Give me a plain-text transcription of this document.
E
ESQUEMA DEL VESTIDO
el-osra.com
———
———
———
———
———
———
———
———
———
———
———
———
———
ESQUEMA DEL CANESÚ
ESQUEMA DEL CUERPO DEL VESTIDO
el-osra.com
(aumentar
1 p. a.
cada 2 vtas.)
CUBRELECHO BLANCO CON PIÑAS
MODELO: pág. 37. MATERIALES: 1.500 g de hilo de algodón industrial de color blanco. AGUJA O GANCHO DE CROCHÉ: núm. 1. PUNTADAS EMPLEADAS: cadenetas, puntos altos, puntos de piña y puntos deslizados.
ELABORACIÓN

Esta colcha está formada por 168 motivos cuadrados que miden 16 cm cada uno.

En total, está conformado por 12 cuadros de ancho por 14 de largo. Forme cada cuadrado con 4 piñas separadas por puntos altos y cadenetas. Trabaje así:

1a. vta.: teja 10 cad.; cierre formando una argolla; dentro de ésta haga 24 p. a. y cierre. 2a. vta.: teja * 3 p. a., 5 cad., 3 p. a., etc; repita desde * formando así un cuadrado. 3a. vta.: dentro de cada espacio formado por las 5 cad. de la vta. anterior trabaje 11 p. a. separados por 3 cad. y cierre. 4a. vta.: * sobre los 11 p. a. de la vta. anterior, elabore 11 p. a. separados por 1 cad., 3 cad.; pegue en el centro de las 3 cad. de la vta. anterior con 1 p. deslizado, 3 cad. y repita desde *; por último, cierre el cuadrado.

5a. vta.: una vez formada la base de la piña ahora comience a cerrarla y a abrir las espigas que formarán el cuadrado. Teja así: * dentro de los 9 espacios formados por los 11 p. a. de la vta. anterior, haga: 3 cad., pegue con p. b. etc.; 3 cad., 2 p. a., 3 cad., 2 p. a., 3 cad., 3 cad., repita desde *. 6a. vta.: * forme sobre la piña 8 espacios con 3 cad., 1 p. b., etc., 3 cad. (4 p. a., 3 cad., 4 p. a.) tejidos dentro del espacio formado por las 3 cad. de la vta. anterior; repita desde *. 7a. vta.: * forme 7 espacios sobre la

:::::

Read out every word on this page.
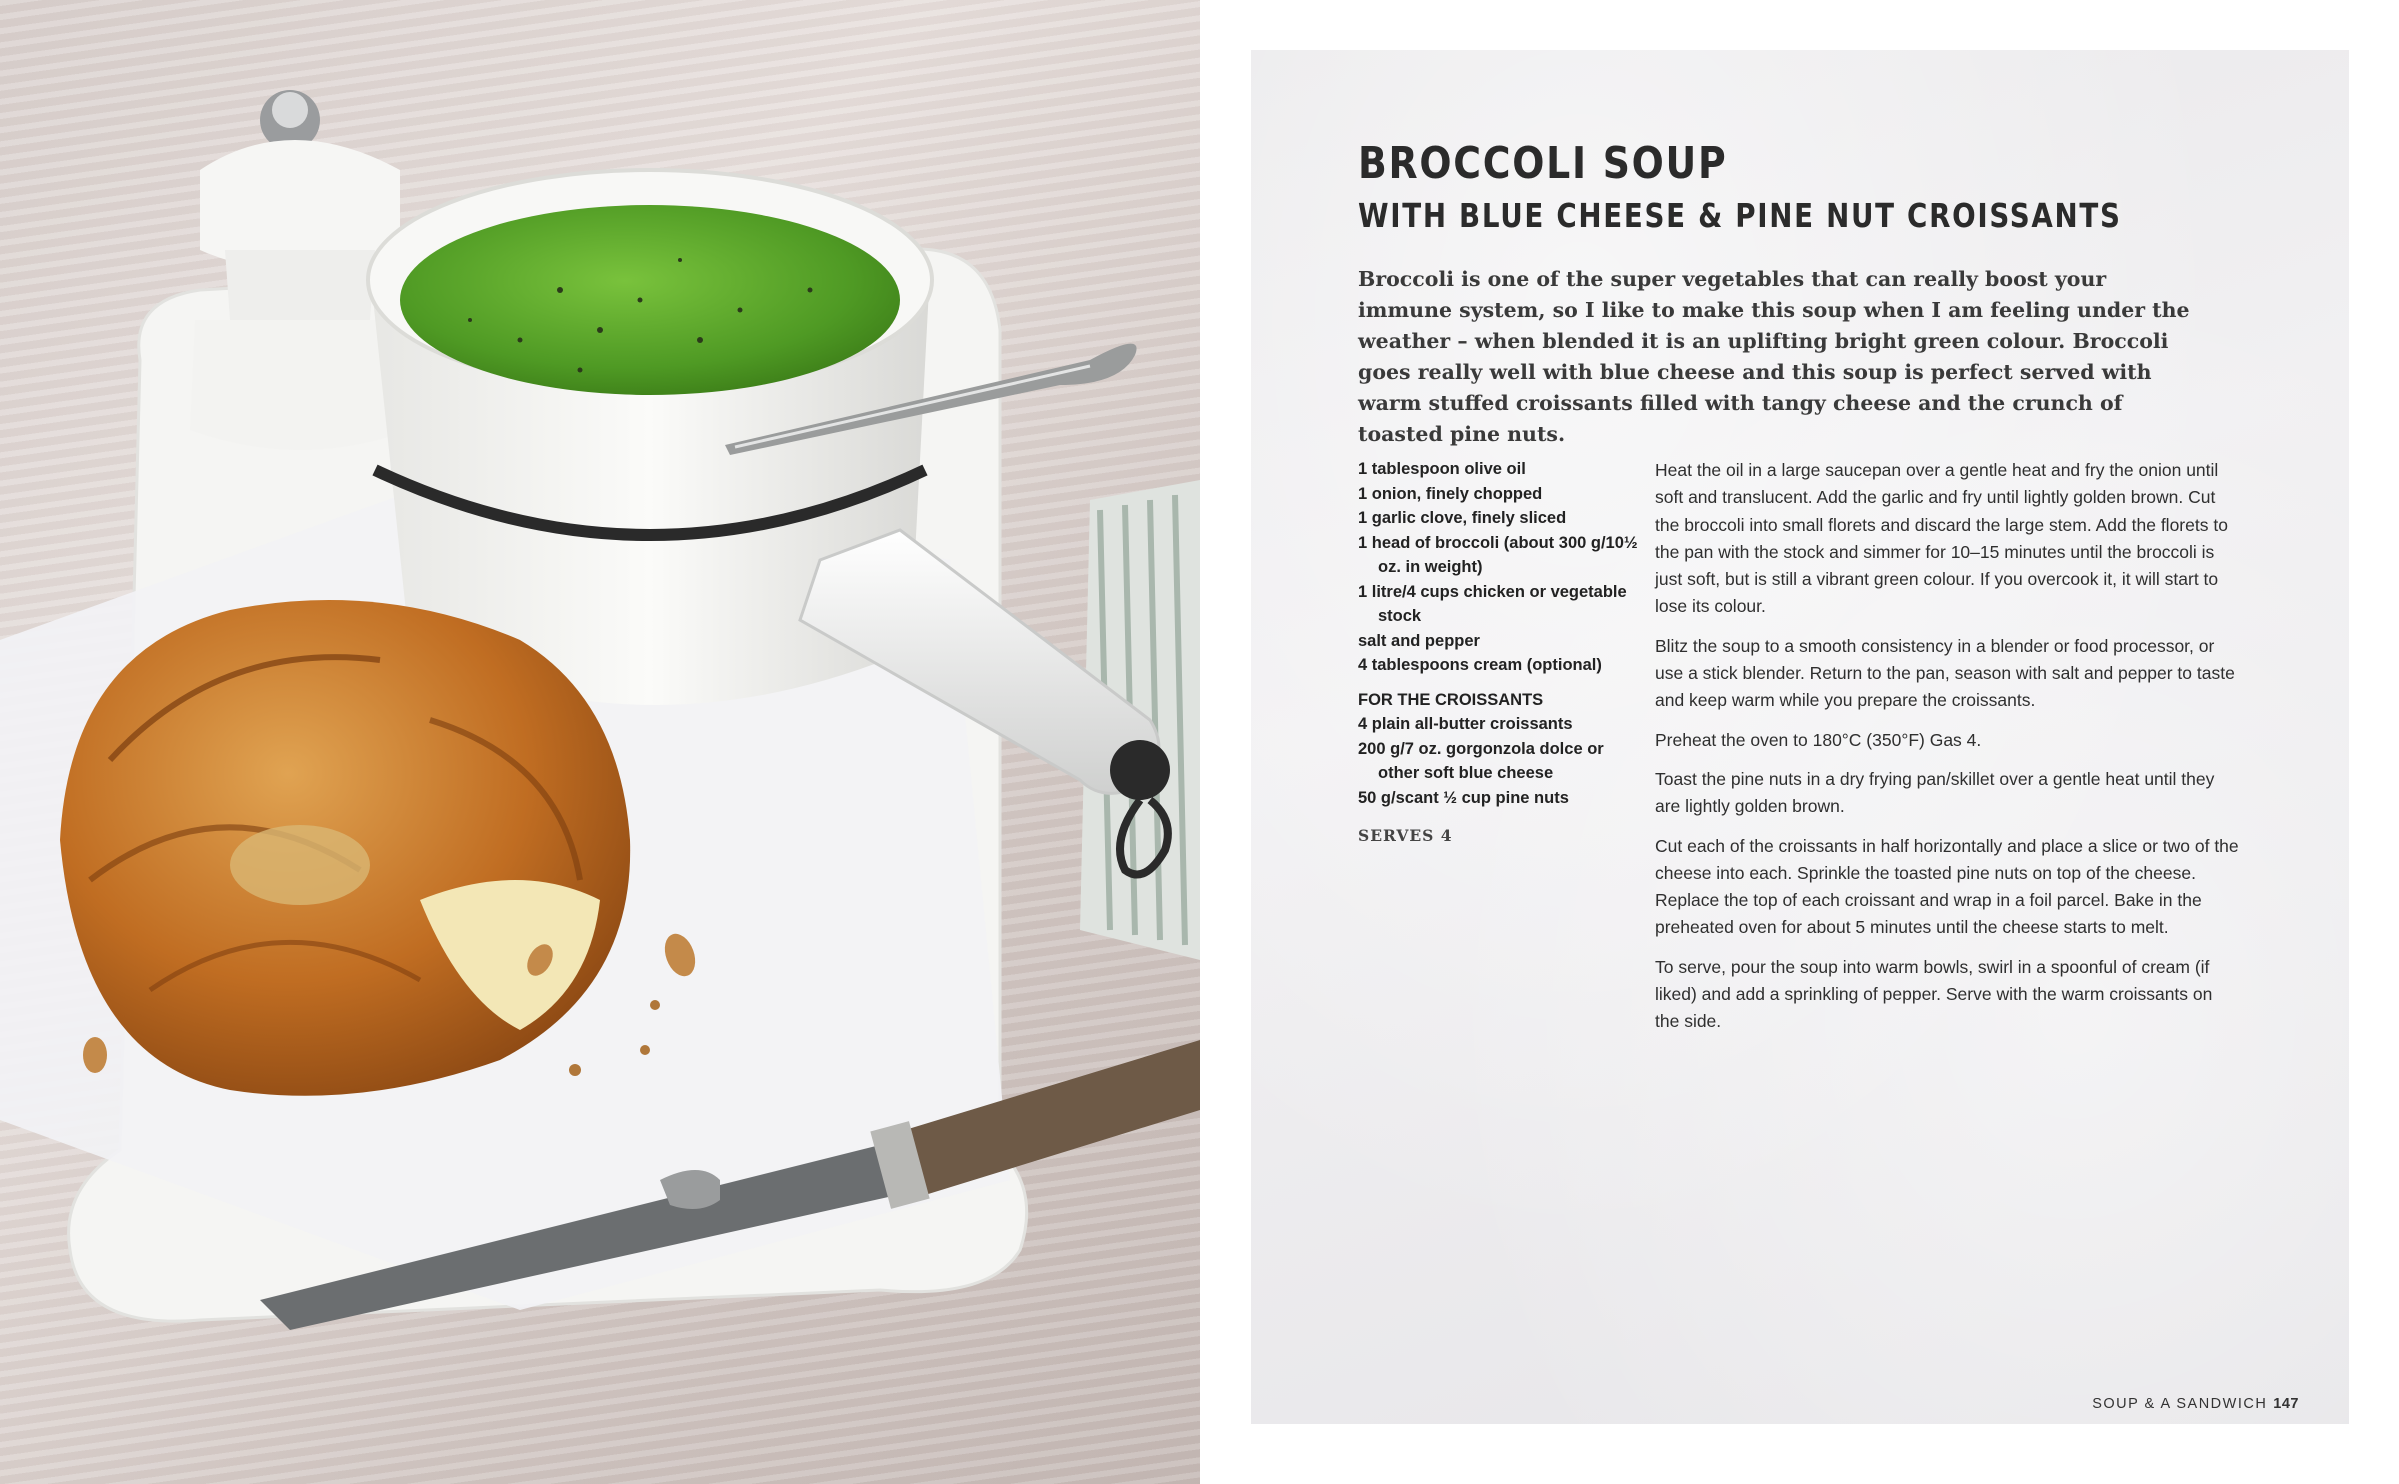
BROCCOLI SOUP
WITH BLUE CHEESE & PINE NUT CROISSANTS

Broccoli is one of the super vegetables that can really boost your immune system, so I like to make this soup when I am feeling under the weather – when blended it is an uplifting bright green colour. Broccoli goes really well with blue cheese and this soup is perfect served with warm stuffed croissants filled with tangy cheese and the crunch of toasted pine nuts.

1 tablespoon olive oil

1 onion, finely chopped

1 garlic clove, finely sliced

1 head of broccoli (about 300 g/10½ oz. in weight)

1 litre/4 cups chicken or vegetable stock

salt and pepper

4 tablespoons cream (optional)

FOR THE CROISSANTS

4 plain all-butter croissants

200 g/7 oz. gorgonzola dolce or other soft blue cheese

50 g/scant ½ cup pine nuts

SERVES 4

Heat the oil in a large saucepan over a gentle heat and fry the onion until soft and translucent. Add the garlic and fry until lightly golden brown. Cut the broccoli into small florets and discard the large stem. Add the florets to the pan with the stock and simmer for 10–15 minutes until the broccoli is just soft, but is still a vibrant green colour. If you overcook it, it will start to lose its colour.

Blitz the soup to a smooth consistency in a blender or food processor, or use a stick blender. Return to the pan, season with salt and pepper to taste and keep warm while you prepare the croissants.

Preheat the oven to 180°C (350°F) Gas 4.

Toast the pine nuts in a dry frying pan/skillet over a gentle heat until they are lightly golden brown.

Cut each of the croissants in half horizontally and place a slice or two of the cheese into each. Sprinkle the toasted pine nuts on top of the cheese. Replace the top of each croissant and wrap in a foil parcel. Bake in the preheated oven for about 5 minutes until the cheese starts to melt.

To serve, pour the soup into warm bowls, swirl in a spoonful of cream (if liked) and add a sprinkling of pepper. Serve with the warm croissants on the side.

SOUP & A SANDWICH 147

:::::

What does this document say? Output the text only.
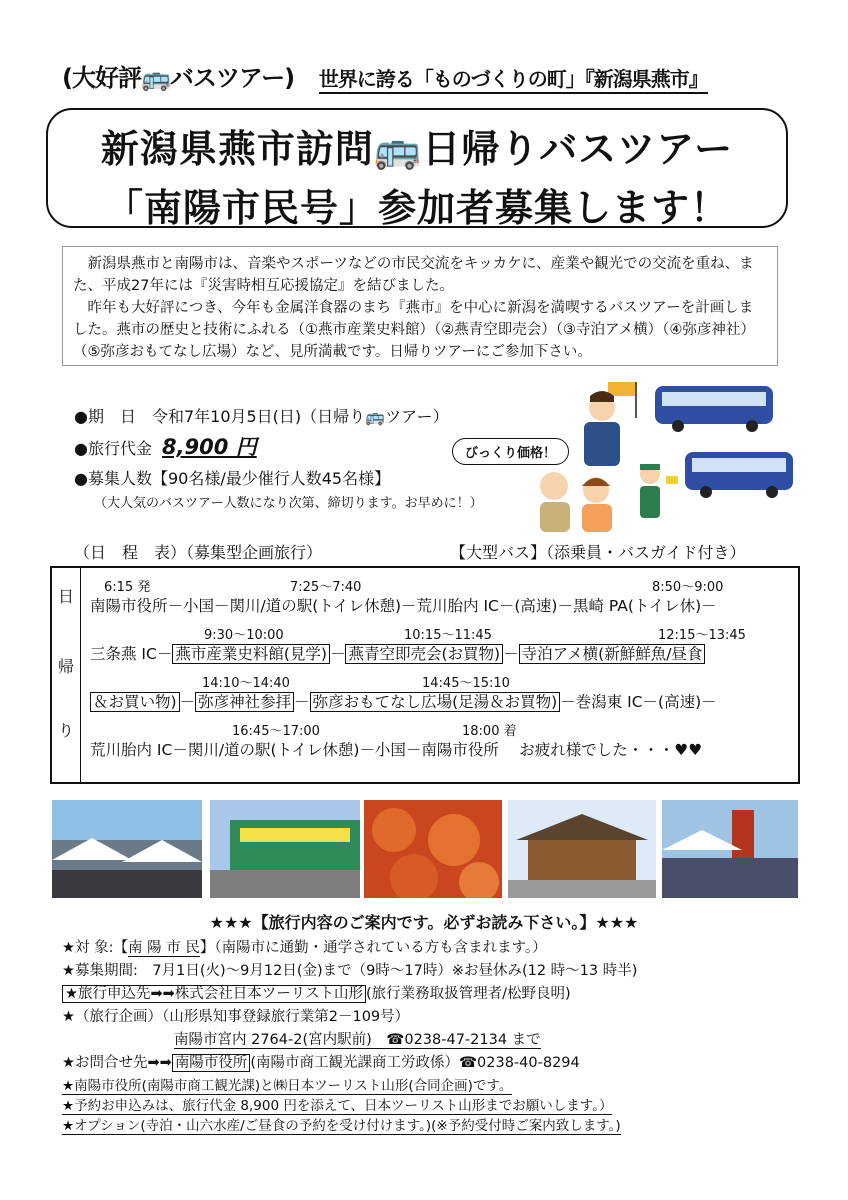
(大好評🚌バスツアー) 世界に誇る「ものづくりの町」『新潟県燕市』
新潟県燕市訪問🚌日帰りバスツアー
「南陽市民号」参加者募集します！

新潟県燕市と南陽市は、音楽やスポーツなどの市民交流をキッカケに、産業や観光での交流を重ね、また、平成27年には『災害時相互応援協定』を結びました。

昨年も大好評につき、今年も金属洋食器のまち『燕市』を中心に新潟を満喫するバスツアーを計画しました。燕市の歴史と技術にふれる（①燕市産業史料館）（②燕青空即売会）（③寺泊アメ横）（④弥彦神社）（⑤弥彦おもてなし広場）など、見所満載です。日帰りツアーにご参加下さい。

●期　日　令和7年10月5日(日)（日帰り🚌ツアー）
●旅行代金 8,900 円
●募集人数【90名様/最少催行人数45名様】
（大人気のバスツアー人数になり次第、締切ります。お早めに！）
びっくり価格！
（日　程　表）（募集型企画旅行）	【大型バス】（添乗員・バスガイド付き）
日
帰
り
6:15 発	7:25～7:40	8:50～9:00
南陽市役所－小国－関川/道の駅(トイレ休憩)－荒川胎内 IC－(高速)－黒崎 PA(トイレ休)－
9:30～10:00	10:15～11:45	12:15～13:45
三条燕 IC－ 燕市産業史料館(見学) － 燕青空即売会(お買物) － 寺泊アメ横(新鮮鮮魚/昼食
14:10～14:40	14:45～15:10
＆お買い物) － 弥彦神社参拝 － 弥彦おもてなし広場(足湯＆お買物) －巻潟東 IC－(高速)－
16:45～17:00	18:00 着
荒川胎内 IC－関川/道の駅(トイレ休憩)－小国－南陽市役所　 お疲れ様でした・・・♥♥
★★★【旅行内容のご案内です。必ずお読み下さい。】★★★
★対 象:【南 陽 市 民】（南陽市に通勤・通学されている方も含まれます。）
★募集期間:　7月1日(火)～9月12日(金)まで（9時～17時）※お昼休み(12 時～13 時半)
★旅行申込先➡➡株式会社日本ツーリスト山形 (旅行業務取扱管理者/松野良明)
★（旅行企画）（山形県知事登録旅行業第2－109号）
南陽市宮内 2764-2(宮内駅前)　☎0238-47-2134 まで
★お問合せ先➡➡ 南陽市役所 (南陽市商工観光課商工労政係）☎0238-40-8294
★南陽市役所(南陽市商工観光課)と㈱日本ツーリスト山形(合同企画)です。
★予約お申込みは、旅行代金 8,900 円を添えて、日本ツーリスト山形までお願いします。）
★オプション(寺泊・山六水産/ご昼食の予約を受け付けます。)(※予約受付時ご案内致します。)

:::::

Written problem: Which lines above contain the word "altos"? Copy each of them.

Final answer:
MODELO: pág. 37. MATERIALES: 1.500 g de hilo de algodón industrial de color blanco. AGUJA O GANCHO DE CROCHÉ: núm. 1. PUNTADAS EMPLEADAS: cadenetas, puntos altos, puntos de piña y puntos deslizados.
En total, está conformado por 12 cuadros de ancho por 14 de largo. Forme cada cuadrado con 4 piñas separadas por puntos altos y cadenetas. Trabaje así:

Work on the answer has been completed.